Every line below that holds the string "અડસટ" should be copied out.
++++ DATA FOR THE TASK ++++
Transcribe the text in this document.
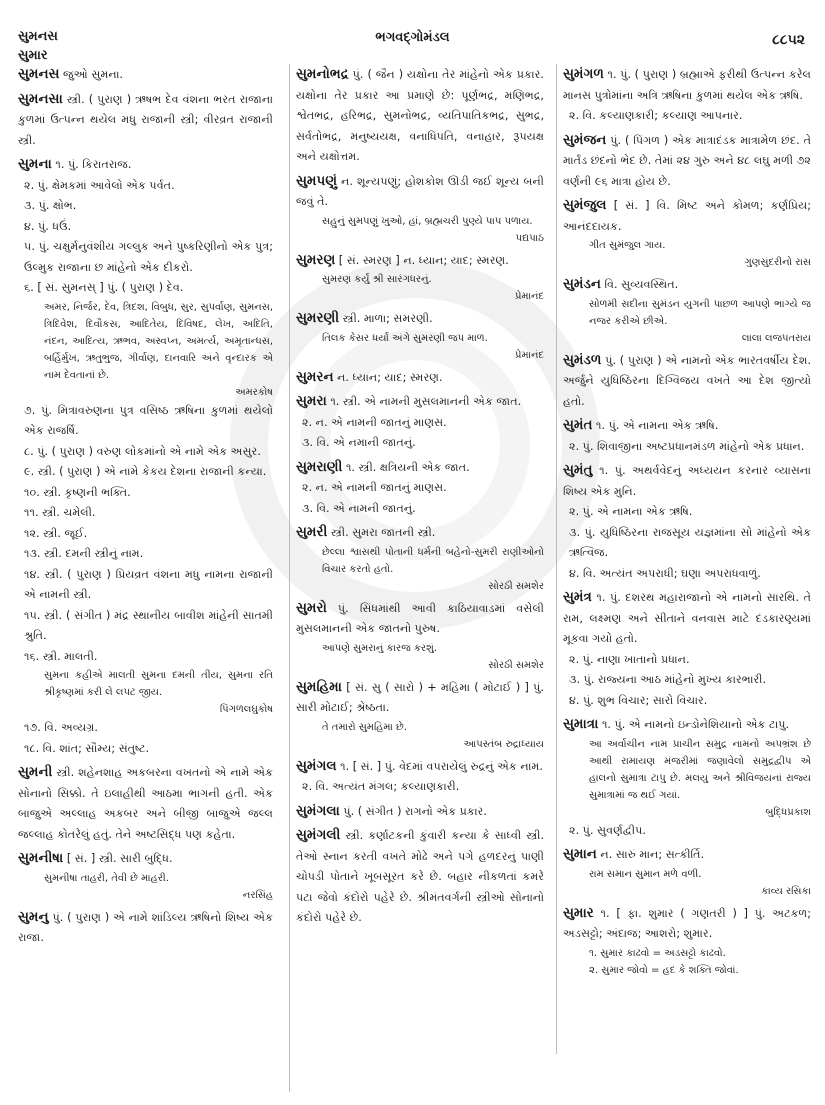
સુમનસ
સુમાર
ભગવદ્ગોમંડલ	૮૮૫૨
સુમનસ જુઓ સુમના.
સુમનસા સ્ત્રી. ( પુરાણ ) ઋષભ દેવ વંશના ભરત રાજાના કુળમાં ઉત્પન્ન થયેલ મધુ રાજાની સ્ત્રી; વીરવ્રત રાજાની સ્ત્રી.
સુમના ૧. પું. કિરાતરાજ.
૨. પું. ક્ષેમકમાં આવેલો એક પર્વત.
૩. પું. ક્ષોભ.
૪. પું. ધઉં.
૫. પું. ચક્ષુર્મનુવંશીય ગલ્લુક અને પુષ્કરિણીનો એક પુત્ર; ઉલ્મુક રાજાના છ માંહેનો એક દીકરો.
૬. [ સં. સુમનસ્ ] પું. ( પુરાણ ) દેવ.
અમર, નિર્જર, દેવ, ત્રિદશ, વિબુધ, સુર, સુપર્વાણ, સુમનસ, ત્રિદિવેશ, દિવૌકસ, આદિતેય, દિવિષદ, લેખ, અદિતિ, નંદન, આદિત્ય, ઋભવ, અસ્વપ્ન, અમર્ત્ય, અમૃતાન્ધસ, બર્હિર્મુખ, ઋતુભુજ, ગીર્વાણ, દાનવારિ અને વૃન્દારક એ નામ દેવતાનાં છે.
અમરકોષ
૭. પું. મિત્રાવરુણના પુત્ર વસિષ્ઠ ઋષિના કુળમાં થયેલો એક રાજર્ષિ.
૮. પું. ( પુરાણ ) વરુણ લોકમાંનો એ નામે એક અસુર.
૯. સ્ત્રી. ( પુરાણ ) એ નામે કેકય દેશના રાજાની કન્યા.
૧૦. સ્ત્રી. કૃષ્ણની ભક્તિ.
૧૧. સ્ત્રી. ચમેલી.
૧૨. સ્ત્રી. જૂઈ.
૧૩. સ્ત્રી. દમની સ્ત્રીનું નામ.
૧૪. સ્ત્રી. ( પુરાણ ) પ્રિયવ્રત વંશના મધુ નામના રાજાની એ નામની સ્ત્રી.
૧૫. સ્ત્રી. ( સંગીત ) મંદ્ર સ્થાનીય બાવીશ માંહેની સાતમી શ્રુતિ.
૧૬. સ્ત્રી. માલતી.
સુમના કહીએ માલતી સુમના દમની તીય, સુમના રતિ શ્રીકૃષ્ણમાં કરી લે લપટ જીય.
પિંગળલઘુકોષ
૧૭. વિ. અવ્યગ્ર.
૧૮. વિ. શાંત; સૌમ્ય; સંતુષ્ટ.
સુમની સ્ત્રી. શહેનશાહ અકબરના વખતનો એ નામે એક સોનાનો સિક્કો. તે ઇલાહીથી આઠમા ભાગની હતી. એક બાજુએ અલ્લાહ અકબર અને બીજી બાજુએ જલ્લ જલ્લાહ કોતરેલું હતું. તેને અષ્ટસિદ્ધ પણ કહેતા.
સુમનીષા [ સં. ] સ્ત્રી. સારી બુદ્ધિ.
સુમનીષા તાહરી, તેવી છે માહરી.
નરસિંહ
સુમનુ પું. ( પુરાણ ) એ નામે શાંડિલ્ય ઋષિનો શિષ્ય એક રાજા.
સુમનોભદ્ર પું. ( જૈન ) યક્ષોના તેર માંહેનો એક પ્રકાર. યક્ષોના તેર પ્રકાર આ પ્રમાણે છે: પૂર્ણભદ્ર, મણિભદ્ર, શ્વેતભદ્ર, હરિભદ્ર, સુમનોભદ્ર, વ્યતિપાતિકભદ્ર, સુભદ્ર, સર્વતોભદ્ર, મનુષ્યયક્ષ, વનાધિપતિ, વનાહાર, રૂપયક્ષ અને યક્ષોત્તમ.
સુમપણું ન. શૂન્યપણું; હોશકોશ ઊડી જઈ શૂન્ય બની જવું તે.
સહુનું સુમપણું ખુઓ, હાં, બ્રહ્મચરી પુણ્યે પાપ પળાય.
પદ્યપાઠ
સુમરણ [ સં. સ્મરણ ] ન. ધ્યાન; યાદ; સ્મરણ.
સુમરણ કર્યું શ્રી સારંગધરનું.
પ્રેમાનંદ
સુમરણી સ્ત્રી. માળા; સમરણી.
તિલક કેસર ધર્યાં અંગે સુમરણી જપ માળ.
પ્રેમાનંદ
સુમરન ન. ધ્યાન; યાદ; સ્મરણ.
સુમરા ૧. સ્ત્રી. એ નામની મુસલમાનની એક જાત.
૨. ન. એ નામની જાતનું માણસ.
૩. વિ. એ નમાની જાતનું.
સુમરાણી ૧. સ્ત્રી. ક્ષત્રિયની એક જાત.
૨. ન. એ નામની જાતનું માણસ.
૩. વિ. એ નામની જાતનું.
સુમરી સ્ત્રી. સુમરા જાતની સ્ત્રી.
છેલ્લા શ્વાસથી પોતાની ધર્મની બહેનો-સુમરી રાણીઓનો વિચાર કરતો હતો.
સોરઠી સમશેર
સુમરો પું. સિંધમાંથી આવી કાઠિયાવાડમાં વસેલી મુસલમાનની એક જાતનો પુરુષ.
આપણે સુમરાનું કારજ કરશું.
સોરઠી સમશેર
સુમહિમા [ સં. સુ ( સારો ) + મહિમા ( મોટાઈ ) ] પું. સારી મોટાઈ; શ્રેષ્ઠતા.
તે તમારો સુમહિમા છે.
આપસ્તંબ રુદ્રાધ્યાય
સુમંગલ ૧. [ સં. ] પું. વેદમાં વપરાયેલું રુદ્રનું એક નામ.
૨. વિ. અત્યંત મંગલ; કલ્યાણકારી.
સુમંગલા પું. ( સંગીત ) રાગનો એક પ્રકાર.
સુમંગલી સ્ત્રી. કર્ણાટકની કુંવારી કન્યા કે સાધ્વી સ્ત્રી. તેઓ સ્નાન કરતી વખતે મોઢે અને પગે હળદરનું પાણી ચોપડી પોતાને ખૂબસૂરત કરે છે. બહાર નીકળતાં કમરે પટા જેવો કંદોરો પહેરે છે. શ્રીમંતવર્ગની સ્ત્રીઓ સોનાનો કંદોરો પહેરે છે.
સુમંગળ ૧. પું. ( પુરાણ ) બ્રહ્માએ ફરીથી ઉત્પન્ન કરેલ માનસ પુત્રોમાંના અત્રિ ઋષિના કુળમાં થયેલ એક ઋષિ.
૨. વિ. કલ્યાણકારી; કલ્યાણ આપનાર.
સુમંજન પું. ( પિંગળ ) એક માત્રાદંડક માત્રામેળ છંદ. તે માર્તંડ છંદનો ભેદ છે. તેમાં ૨૪ ગુરુ અને ૪૮ લઘુ મળી ૭૨ વર્ણની ૯૬ માત્રા હોય છે.
સુમંજુલ [ સં. ] વિ. મિષ્ટ અને કોમળ; કર્ણપ્રિય; આનંદદાયક.
ગીત સુમંજુલ ગાય.
ગુણસુંદરીનો રાસ
સુમંડન વિ. સુવ્યવસ્થિત.
સોળમી સદીના સુમંડન યુગની પાછળ આપણે ભાગ્યે જ નજર કરીએ છીએ.
લાલા લજપતરાય
સુમંડળ પું. ( પુરાણ ) એ નામનો એક ભારતવર્ષીય દેશ. અર્જુને યુધિષ્ઠિરના દિગ્વિજય વખતે આ દેશ જીત્યો હતો.
સુમંત ૧. પું. એ નામના એક ઋષિ.
૨. પું. શિવાજીના અષ્ટપ્રધાનમંડળ માંહેનો એક પ્રધાન.
સુમંતુ ૧. પું. અથર્વવેદનું અધ્યયન કરનાર વ્યાસના શિષ્ય એક મુનિ.
૨. પું. એ નામના એક ઋષિ.
૩. પું. યુધિષ્ઠિરના રાજસૂય યજ્ઞમાંના સો માંહેનો એક ઋત્વિજ.
૪. વિ. અત્યંત અપરાધી; ઘણા અપરાધવાળું.
સુમંત્ર ૧. પું. દશરથ મહારાજાનો એ નામનો સારથિ. તે રામ, લક્ષ્મણ અને સીતાને વનવાસ માટે દંડકારણ્યમાં મૂકવા ગયો હતો.
૨. પું. નાણા ખાતાનો પ્રધાન.
૩. પું. રાજ્યના આઠ માંહેનો મુખ્ય કારભારી.
૪. પું. શુભ વિચાર; સારો વિચાર.
સુમાત્રા ૧. પું. એ નામનો ઇન્ડોનેશિયાનો એક ટાપુ.
આ અર્વાચીન નામ પ્રાચીન સમુદ્ર નામનો અપભ્રંશ છે આથી રામાયણ મંજરીમાં જણાવેલો સમુદ્રદ્વીપ એ હાલનો સુમાત્રા ટાપુ છે. મલયુ અને શ્રીવિજયનાં રાજ્ય સુમાત્રામાં જ થઈ ગયાં.
બુદ્ધિપ્રકાશ
૨. પું. સુવર્ણદ્વીપ.
સુમાન ન. સારું માન; સત્કીર્તિ.
રામ સમાન સુમાન મળે વળી.
કાવ્ય રસિકા
સુમાર ૧. [ ફા. શુમાર ( ગણતરી ) ] પું. અટકળ; અડસટ્ટો; અંદાજ; આશરો; શુમાર.
૧. સુમાર કાઢવો = અડસટ્ટો કાઢવો.
૨. સુમાર જોવો = હદ કે શક્તિ જોવાં.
++++
- SOLUTION TO THE PROBLEM:
સુમાર ૧. [ ફા. શુમાર ( ગણતરી ) ] પું. અટકળ; અડસટ્ટો; અંદાજ; આશરો; શુમાર.
૧. સુમાર કાઢવો = અડસટ્ટો કાઢવો.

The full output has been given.